Extract all of the entries and give them again, word for word.

Source records:

◇ ◇ ◇ ◇ ◇

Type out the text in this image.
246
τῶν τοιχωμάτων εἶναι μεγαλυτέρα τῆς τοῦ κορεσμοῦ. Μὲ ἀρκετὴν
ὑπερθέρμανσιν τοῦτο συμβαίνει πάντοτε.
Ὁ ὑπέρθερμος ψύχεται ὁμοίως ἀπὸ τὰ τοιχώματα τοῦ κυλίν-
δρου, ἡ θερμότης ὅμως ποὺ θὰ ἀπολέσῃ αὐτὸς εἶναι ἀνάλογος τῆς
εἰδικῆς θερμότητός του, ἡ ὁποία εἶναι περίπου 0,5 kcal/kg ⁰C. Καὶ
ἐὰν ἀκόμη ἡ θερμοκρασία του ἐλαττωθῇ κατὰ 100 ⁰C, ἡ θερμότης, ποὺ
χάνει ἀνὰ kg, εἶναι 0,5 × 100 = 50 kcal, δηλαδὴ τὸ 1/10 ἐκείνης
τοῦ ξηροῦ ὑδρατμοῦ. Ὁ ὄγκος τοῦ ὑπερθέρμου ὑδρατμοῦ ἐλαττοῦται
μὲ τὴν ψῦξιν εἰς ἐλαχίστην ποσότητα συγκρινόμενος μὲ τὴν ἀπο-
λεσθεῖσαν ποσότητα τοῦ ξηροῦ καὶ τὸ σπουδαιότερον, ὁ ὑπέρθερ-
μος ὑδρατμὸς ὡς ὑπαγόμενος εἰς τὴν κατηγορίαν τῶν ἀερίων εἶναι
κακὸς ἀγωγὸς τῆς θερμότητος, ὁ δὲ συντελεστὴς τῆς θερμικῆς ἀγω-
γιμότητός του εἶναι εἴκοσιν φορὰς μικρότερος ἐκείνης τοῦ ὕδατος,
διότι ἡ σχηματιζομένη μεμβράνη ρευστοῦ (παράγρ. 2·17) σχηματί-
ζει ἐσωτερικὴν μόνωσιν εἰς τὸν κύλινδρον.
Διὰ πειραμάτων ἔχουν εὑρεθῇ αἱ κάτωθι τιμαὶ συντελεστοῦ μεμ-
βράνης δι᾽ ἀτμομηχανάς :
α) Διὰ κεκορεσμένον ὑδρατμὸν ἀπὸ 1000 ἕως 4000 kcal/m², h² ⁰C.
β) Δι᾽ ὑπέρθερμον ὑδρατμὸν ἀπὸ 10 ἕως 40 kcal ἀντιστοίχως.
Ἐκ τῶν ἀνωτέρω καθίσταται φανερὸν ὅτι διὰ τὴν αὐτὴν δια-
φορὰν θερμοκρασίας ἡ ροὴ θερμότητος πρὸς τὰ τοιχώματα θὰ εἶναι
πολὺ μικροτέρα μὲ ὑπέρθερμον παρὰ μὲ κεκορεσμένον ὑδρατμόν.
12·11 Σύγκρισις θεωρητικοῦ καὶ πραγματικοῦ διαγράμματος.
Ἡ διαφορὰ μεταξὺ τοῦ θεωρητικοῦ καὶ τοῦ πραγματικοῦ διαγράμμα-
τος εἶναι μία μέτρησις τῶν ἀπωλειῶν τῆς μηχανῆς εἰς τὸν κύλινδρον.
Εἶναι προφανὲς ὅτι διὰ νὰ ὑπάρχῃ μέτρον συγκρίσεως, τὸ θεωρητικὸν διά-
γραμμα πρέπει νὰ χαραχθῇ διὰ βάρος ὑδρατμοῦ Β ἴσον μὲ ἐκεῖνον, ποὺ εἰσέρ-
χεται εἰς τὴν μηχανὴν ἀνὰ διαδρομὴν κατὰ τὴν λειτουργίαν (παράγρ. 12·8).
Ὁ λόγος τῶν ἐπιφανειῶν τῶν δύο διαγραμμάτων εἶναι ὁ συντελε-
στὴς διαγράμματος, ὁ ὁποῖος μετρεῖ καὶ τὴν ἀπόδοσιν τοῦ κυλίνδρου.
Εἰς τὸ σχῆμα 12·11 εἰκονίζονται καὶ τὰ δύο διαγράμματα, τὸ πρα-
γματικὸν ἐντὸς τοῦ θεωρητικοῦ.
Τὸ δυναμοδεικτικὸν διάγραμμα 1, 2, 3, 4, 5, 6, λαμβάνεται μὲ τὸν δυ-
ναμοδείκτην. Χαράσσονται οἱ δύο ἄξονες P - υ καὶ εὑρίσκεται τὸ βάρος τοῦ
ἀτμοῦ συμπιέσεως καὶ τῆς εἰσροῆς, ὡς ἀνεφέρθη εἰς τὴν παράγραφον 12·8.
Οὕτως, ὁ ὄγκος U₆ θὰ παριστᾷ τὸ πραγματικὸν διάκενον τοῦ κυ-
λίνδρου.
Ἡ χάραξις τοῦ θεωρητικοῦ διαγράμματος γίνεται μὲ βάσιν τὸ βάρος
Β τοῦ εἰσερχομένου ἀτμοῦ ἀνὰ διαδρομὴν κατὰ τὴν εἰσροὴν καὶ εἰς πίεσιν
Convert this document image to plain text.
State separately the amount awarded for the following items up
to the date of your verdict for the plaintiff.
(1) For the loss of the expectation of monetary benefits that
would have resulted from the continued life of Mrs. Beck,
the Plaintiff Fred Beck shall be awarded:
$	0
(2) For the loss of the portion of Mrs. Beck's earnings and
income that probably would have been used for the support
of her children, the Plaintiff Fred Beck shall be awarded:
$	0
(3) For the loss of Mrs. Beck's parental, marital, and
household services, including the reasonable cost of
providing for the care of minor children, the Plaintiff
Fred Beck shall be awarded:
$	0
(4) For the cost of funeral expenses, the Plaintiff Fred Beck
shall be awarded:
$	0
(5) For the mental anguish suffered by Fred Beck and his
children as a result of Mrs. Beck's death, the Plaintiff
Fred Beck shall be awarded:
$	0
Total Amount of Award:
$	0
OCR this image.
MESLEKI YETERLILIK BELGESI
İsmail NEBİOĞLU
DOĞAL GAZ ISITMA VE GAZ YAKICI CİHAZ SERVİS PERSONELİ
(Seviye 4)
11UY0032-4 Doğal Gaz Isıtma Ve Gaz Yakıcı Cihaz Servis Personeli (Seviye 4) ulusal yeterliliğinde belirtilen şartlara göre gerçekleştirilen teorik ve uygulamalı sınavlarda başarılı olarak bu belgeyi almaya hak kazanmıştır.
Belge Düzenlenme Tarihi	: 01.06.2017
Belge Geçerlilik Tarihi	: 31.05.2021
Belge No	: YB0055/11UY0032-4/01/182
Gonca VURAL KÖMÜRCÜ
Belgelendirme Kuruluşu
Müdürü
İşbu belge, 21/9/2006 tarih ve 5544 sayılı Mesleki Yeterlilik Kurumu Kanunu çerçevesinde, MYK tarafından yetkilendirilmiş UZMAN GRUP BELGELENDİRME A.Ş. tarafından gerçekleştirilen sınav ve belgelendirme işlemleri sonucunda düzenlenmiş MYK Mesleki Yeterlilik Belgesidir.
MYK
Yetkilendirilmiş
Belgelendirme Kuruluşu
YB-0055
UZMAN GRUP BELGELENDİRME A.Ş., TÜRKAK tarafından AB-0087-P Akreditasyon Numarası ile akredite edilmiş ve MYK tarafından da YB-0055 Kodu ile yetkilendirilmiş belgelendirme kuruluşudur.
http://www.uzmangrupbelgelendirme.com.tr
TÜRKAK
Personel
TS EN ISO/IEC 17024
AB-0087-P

◇ ◇ ◇ ◇ ◇

* **Correct result**
Type out the text in this image.
246
τῶν τοιχωμάτων εἶναι μεγαλυτέρα τῆς τοῦ κορεσμοῦ. Μὲ ἀρκετὴν
ὑπερθέρμανσιν τοῦτο συμβαίνει πάντοτε.
Ὁ ὑπέρθερμος ψύχεται ὁμοίως ἀπὸ τὰ τοιχώματα τοῦ κυλίν-
δρου, ἡ θερμότης ὅμως ποὺ θὰ ἀπολέσῃ αὐτὸς εἶναι ἀνάλογος τῆς
εἰδικῆς θερμότητός του, ἡ ὁποία εἶναι περίπου 0,5 kcal/kg ⁰C. Καὶ
ἐὰν ἀκόμη ἡ θερμοκρασία του ἐλαττωθῇ κατὰ 100 ⁰C, ἡ θερμότης, ποὺ
χάνει ἀνὰ kg, εἶναι 0,5 × 100 = 50 kcal, δηλαδὴ τὸ 1/10 ἐκείνης
τοῦ ξηροῦ ὑδρατμοῦ. Ὁ ὄγκος τοῦ ὑπερθέρμου ὑδρατμοῦ ἐλαττοῦται
μὲ τὴν ψῦξιν εἰς ἐλαχίστην ποσότητα συγκρινόμενος μὲ τὴν ἀπο-
λεσθεῖσαν ποσότητα τοῦ ξηροῦ καὶ τὸ σπουδαιότερον, ὁ ὑπέρθερ-
μος ὑδρατμὸς ὡς ὑπαγόμενος εἰς τὴν κατηγορίαν τῶν ἀερίων εἶναι
κακὸς ἀγωγὸς τῆς θερμότητος, ὁ δὲ συντελεστὴς τῆς θερμικῆς ἀγω-
γιμότητός του εἶναι εἴκοσιν φορὰς μικρότερος ἐκείνης τοῦ ὕδατος,
διότι ἡ σχηματιζομένη μεμβράνη ρευστοῦ (παράγρ. 2·17) σχηματί-
ζει ἐσωτερικὴν μόνωσιν εἰς τὸν κύλινδρον.
Διὰ πειραμάτων ἔχουν εὑρεθῇ αἱ κάτωθι τιμαὶ συντελεστοῦ μεμ-
βράνης δι᾽ ἀτμομηχανάς :
α) Διὰ κεκορεσμένον ὑδρατμὸν ἀπὸ 1000 ἕως 4000 kcal/m², h² ⁰C.
β) Δι᾽ ὑπέρθερμον ὑδρατμὸν ἀπὸ 10 ἕως 40 kcal ἀντιστοίχως.
Ἐκ τῶν ἀνωτέρω καθίσταται φανερὸν ὅτι διὰ τὴν αὐτὴν δια-
φορὰν θερμοκρασίας ἡ ροὴ θερμότητος πρὸς τὰ τοιχώματα θὰ εἶναι
πολὺ μικροτέρα μὲ ὑπέρθερμον παρὰ μὲ κεκορεσμένον ὑδρατμόν.
12·11 Σύγκρισις θεωρητικοῦ καὶ πραγματικοῦ διαγράμματος.
Ἡ διαφορὰ μεταξὺ τοῦ θεωρητικοῦ καὶ τοῦ πραγματικοῦ διαγράμμα-
τος εἶναι μία μέτρησις τῶν ἀπωλειῶν τῆς μηχανῆς εἰς τὸν κύλινδρον.
Εἶναι προφανὲς ὅτι διὰ νὰ ὑπάρχῃ μέτρον συγκρίσεως, τὸ θεωρητικὸν διά-
γραμμα πρέπει νὰ χαραχθῇ διὰ βάρος ὑδρατμοῦ Β ἴσον μὲ ἐκεῖνον, ποὺ εἰσέρ-
χεται εἰς τὴν μηχανὴν ἀνὰ διαδρομὴν κατὰ τὴν λειτουργίαν (παράγρ. 12·8).
Ὁ λόγος τῶν ἐπιφανειῶν τῶν δύο διαγραμμάτων εἶναι ὁ συντελε-
στὴς διαγράμματος, ὁ ὁποῖος μετρεῖ καὶ τὴν ἀπόδοσιν τοῦ κυλίνδρου.
Εἰς τὸ σχῆμα 12·11 εἰκονίζονται καὶ τὰ δύο διαγράμματα, τὸ πρα-
γματικὸν ἐντὸς τοῦ θεωρητικοῦ.
Τὸ δυναμοδεικτικὸν διάγραμμα 1, 2, 3, 4, 5, 6, λαμβάνεται μὲ τὸν δυ-
ναμοδείκτην. Χαράσσονται οἱ δύο ἄξονες P - υ καὶ εὑρίσκεται τὸ βάρος τοῦ
ἀτμοῦ συμπιέσεως καὶ τῆς εἰσροῆς, ὡς ἀνεφέρθη εἰς τὴν παράγραφον 12·8.
Οὕτως, ὁ ὄγκος U₆ θὰ παριστᾷ τὸ πραγματικὸν διάκενον τοῦ κυ-
λίνδρου.
Ἡ χάραξις τοῦ θεωρητικοῦ διαγράμματος γίνεται μὲ βάσιν τὸ βάρος
Β τοῦ εἰσερχομένου ἀτμοῦ ἀνὰ διαδρομὴν κατὰ τὴν εἰσροὴν καὶ εἰς πίεσιν
Convert this document image to plain text.
State separately the amount awarded for the following items up
to the date of your verdict for the plaintiff.
(1) For the loss of the expectation of monetary benefits that
would have resulted from the continued life of Mrs. Beck,
the Plaintiff Fred Beck shall be awarded:
$	0
(2) For the loss of the portion of Mrs. Beck's earnings and
income that probably would have been used for the support
of her children, the Plaintiff Fred Beck shall be awarded:
$	0
(3) For the loss of Mrs. Beck's parental, marital, and
household services, including the reasonable cost of
providing for the care of minor children, the Plaintiff
Fred Beck shall be awarded:
$	0
(4) For the cost of funeral expenses, the Plaintiff Fred Beck
shall be awarded:
$	0
(5) For the mental anguish suffered by Fred Beck and his
children as a result of Mrs. Beck's death, the Plaintiff
Fred Beck shall be awarded:
$	0
Total Amount of Award:
$	0
OCR this image.
MESLEKI YETERLILIK BELGESI
İsmail NEBİOĞLU
DOĞAL GAZ ISITMA VE GAZ YAKICI CİHAZ SERVİS PERSONELİ
(Seviye 4)
11UY0032-4 Doğal Gaz Isıtma Ve Gaz Yakıcı Cihaz Servis Personeli (Seviye 4) ulusal yeterliliğinde belirtilen şartlara göre gerçekleştirilen teorik ve uygulamalı sınavlarda başarılı olarak bu belgeyi almaya hak kazanmıştır.
Belge Düzenlenme Tarihi	: 01.06.2017
Belge Geçerlilik Tarihi	: 31.05.2021
Belge No	: YB0055/11UY0032-4/01/182
Gonca VURAL KÖMÜRCÜ
Belgelendirme Kuruluşu
Müdürü
İşbu belge, 21/9/2006 tarih ve 5544 sayılı Mesleki Yeterlilik Kurumu Kanunu çerçevesinde, MYK tarafından yetkilendirilmiş UZMAN GRUP BELGELENDİRME A.Ş. tarafından gerçekleştirilen sınav ve belgelendirme işlemleri sonucunda düzenlenmiş MYK Mesleki Yeterlilik Belgesidir.
MYK
Yetkilendirilmiş
Belgelendirme Kuruluşu
YB-0055
UZMAN GRUP BELGELENDİRME A.Ş., TÜRKAK tarafından AB-0087-P Akreditasyon Numarası ile akredite edilmiş ve MYK tarafından da YB-0055 Kodu ile yetkilendirilmiş belgelendirme kuruluşudur.
http://www.uzmangrupbelgelendirme.com.tr
TÜRKAK
Personel
TS EN ISO/IEC 17024
AB-0087-P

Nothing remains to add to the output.